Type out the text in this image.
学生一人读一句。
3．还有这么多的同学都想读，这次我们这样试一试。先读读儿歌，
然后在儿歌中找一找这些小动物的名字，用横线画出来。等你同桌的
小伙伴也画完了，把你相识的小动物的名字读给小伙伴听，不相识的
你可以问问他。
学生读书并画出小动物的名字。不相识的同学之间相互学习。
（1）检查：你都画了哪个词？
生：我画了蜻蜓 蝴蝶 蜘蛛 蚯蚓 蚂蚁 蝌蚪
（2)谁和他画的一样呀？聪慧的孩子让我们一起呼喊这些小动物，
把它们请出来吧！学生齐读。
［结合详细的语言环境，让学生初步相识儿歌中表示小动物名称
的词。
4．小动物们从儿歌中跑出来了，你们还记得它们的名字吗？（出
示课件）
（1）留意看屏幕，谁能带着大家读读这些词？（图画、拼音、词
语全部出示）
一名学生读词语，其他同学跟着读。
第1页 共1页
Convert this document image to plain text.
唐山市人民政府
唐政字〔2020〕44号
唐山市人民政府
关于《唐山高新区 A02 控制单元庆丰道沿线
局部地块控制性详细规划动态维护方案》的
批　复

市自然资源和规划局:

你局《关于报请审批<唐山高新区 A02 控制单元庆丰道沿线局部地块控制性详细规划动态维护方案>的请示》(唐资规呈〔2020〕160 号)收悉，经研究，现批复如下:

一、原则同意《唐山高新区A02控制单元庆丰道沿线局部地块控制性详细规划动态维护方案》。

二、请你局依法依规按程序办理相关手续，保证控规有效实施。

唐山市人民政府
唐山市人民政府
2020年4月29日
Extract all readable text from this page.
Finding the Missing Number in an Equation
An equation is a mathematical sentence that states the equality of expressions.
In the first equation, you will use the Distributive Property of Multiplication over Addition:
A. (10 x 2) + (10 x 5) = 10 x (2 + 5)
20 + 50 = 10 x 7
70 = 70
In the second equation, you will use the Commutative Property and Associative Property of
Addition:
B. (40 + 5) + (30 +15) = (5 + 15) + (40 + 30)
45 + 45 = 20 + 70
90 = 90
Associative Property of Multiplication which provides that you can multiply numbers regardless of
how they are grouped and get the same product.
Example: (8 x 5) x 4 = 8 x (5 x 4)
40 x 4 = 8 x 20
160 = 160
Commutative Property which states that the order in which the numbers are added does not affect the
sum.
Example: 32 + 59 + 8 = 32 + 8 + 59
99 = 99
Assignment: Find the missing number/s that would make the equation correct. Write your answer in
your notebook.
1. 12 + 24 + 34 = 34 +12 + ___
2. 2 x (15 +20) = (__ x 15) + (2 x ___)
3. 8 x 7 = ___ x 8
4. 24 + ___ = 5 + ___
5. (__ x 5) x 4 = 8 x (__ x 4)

Exercise requirements — Repeat every record, keeping each word and mark exactly as it is.

Completed task —
Type out the text in this image.
学生一人读一句。
3．还有这么多的同学都想读，这次我们这样试一试。先读读儿歌，
然后在儿歌中找一找这些小动物的名字，用横线画出来。等你同桌的
小伙伴也画完了，把你相识的小动物的名字读给小伙伴听，不相识的
你可以问问他。
学生读书并画出小动物的名字。不相识的同学之间相互学习。
（1）检查：你都画了哪个词？
生：我画了蜻蜓 蝴蝶 蜘蛛 蚯蚓 蚂蚁 蝌蚪
（2)谁和他画的一样呀？聪慧的孩子让我们一起呼喊这些小动物，
把它们请出来吧！学生齐读。
［结合详细的语言环境，让学生初步相识儿歌中表示小动物名称
的词。
4．小动物们从儿歌中跑出来了，你们还记得它们的名字吗？（出
示课件）
（1）留意看屏幕，谁能带着大家读读这些词？（图画、拼音、词
语全部出示）
一名学生读词语，其他同学跟着读。
第1页 共1页
Convert this document image to plain text.
唐山市人民政府
唐政字〔2020〕44号
唐山市人民政府
关于《唐山高新区 A02 控制单元庆丰道沿线
局部地块控制性详细规划动态维护方案》的
批　复

市自然资源和规划局:

你局《关于报请审批<唐山高新区 A02 控制单元庆丰道沿线局部地块控制性详细规划动态维护方案>的请示》(唐资规呈〔2020〕160 号)收悉，经研究，现批复如下:

一、原则同意《唐山高新区A02控制单元庆丰道沿线局部地块控制性详细规划动态维护方案》。

二、请你局依法依规按程序办理相关手续，保证控规有效实施。

唐山市人民政府
唐山市人民政府
2020年4月29日
Extract all readable text from this page.
Finding the Missing Number in an Equation
An equation is a mathematical sentence that states the equality of expressions.
In the first equation, you will use the Distributive Property of Multiplication over Addition:
A. (10 x 2) + (10 x 5) = 10 x (2 + 5)
20 + 50 = 10 x 7
70 = 70
In the second equation, you will use the Commutative Property and Associative Property of
Addition:
B. (40 + 5) + (30 +15) = (5 + 15) + (40 + 30)
45 + 45 = 20 + 70
90 = 90
Associative Property of Multiplication which provides that you can multiply numbers regardless of
how they are grouped and get the same product.
Example: (8 x 5) x 4 = 8 x (5 x 4)
40 x 4 = 8 x 20
160 = 160
Commutative Property which states that the order in which the numbers are added does not affect the
sum.
Example: 32 + 59 + 8 = 32 + 8 + 59
99 = 99
Assignment: Find the missing number/s that would make the equation correct. Write your answer in
your notebook.
1. 12 + 24 + 34 = 34 +12 + ___
2. 2 x (15 +20) = (__ x 15) + (2 x ___)
3. 8 x 7 = ___ x 8
4. 24 + ___ = 5 + ___
5. (__ x 5) x 4 = 8 x (__ x 4)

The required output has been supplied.